WHAT YOU ARE ASKED TO DO » Copy each of the items below word for word, leaving nothing out and adding nothing.

DATA SUPPLIED »
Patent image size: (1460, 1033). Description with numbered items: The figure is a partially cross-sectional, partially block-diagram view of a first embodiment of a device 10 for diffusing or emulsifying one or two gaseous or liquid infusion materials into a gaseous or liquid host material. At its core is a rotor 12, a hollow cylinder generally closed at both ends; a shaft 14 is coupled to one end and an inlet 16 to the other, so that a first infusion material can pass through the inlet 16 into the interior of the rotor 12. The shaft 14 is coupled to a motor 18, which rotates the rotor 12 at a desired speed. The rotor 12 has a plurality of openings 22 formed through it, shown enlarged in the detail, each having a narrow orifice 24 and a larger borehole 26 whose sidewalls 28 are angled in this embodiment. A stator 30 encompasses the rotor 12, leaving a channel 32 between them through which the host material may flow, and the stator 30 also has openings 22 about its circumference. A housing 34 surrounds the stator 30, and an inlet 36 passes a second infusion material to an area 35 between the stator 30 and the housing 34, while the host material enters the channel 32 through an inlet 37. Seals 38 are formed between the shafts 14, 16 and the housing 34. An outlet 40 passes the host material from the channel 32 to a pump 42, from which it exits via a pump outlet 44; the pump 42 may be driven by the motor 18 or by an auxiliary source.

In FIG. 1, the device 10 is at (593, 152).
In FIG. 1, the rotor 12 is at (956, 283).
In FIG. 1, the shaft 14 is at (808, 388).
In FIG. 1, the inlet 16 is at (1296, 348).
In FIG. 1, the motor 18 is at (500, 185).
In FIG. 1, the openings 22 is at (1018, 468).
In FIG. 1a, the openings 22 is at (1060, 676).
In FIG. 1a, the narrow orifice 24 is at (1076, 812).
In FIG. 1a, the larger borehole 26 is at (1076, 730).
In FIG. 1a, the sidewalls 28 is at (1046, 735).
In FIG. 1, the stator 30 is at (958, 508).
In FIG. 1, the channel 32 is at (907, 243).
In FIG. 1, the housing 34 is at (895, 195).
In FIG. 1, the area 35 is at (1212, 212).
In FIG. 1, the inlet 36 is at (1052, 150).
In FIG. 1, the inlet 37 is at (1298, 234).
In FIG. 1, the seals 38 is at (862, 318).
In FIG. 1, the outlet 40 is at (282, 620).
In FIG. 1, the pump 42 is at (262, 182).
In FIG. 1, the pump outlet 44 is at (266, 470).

WRITTEN RESPONSE »
Patent image size: (1460, 1033). Description with numbered items: The figure is a partially cross-sectional, partially block-diagram view of a first embodiment of a device 10 for diffusing or emulsifying one or two gaseous or liquid infusion materials into a gaseous or liquid host material. At its core is a rotor 12, a hollow cylinder generally closed at both ends; a shaft 14 is coupled to one end and an inlet 16 to the other, so that a first infusion material can pass through the inlet 16 into the interior of the rotor 12. The shaft 14 is coupled to a motor 18, which rotates the rotor 12 at a desired speed. The rotor 12 has a plurality of openings 22 formed through it, shown enlarged in the detail, each having a narrow orifice 24 and a larger borehole 26 whose sidewalls 28 are angled in this embodiment. A stator 30 encompasses the rotor 12, leaving a channel 32 between them through which the host material may flow, and the stator 30 also has openings 22 about its circumference. A housing 34 surrounds the stator 30, and an inlet 36 passes a second infusion material to an area 35 between the stator 30 and the housing 34, while the host material enters the channel 32 through an inlet 37. Seals 38 are formed between the shafts 14, 16 and the housing 34. An outlet 40 passes the host material from the channel 32 to a pump 42, from which it exits via a pump outlet 44; the pump 42 may be driven by the motor 18 or by an auxiliary source.

In FIG. 1, the device 10 is at (593, 152).
In FIG. 1, the rotor 12 is at (956, 283).
In FIG. 1, the shaft 14 is at (808, 388).
In FIG. 1, the inlet 16 is at (1296, 348).
In FIG. 1, the motor 18 is at (500, 185).
In FIG. 1, the openings 22 is at (1018, 468).
In FIG. 1a, the openings 22 is at (1060, 676).
In FIG. 1a, the narrow orifice 24 is at (1076, 812).
In FIG. 1a, the larger borehole 26 is at (1076, 730).
In FIG. 1a, the sidewalls 28 is at (1046, 735).
In FIG. 1, the stator 30 is at (958, 508).
In FIG. 1, the channel 32 is at (907, 243).
In FIG. 1, the housing 34 is at (895, 195).
In FIG. 1, the area 35 is at (1212, 212).
In FIG. 1, the inlet 36 is at (1052, 150).
In FIG. 1, the inlet 37 is at (1298, 234).
In FIG. 1, the seals 38 is at (862, 318).
In FIG. 1, the outlet 40 is at (282, 620).
In FIG. 1, the pump 42 is at (262, 182).
In FIG. 1, the pump outlet 44 is at (266, 470).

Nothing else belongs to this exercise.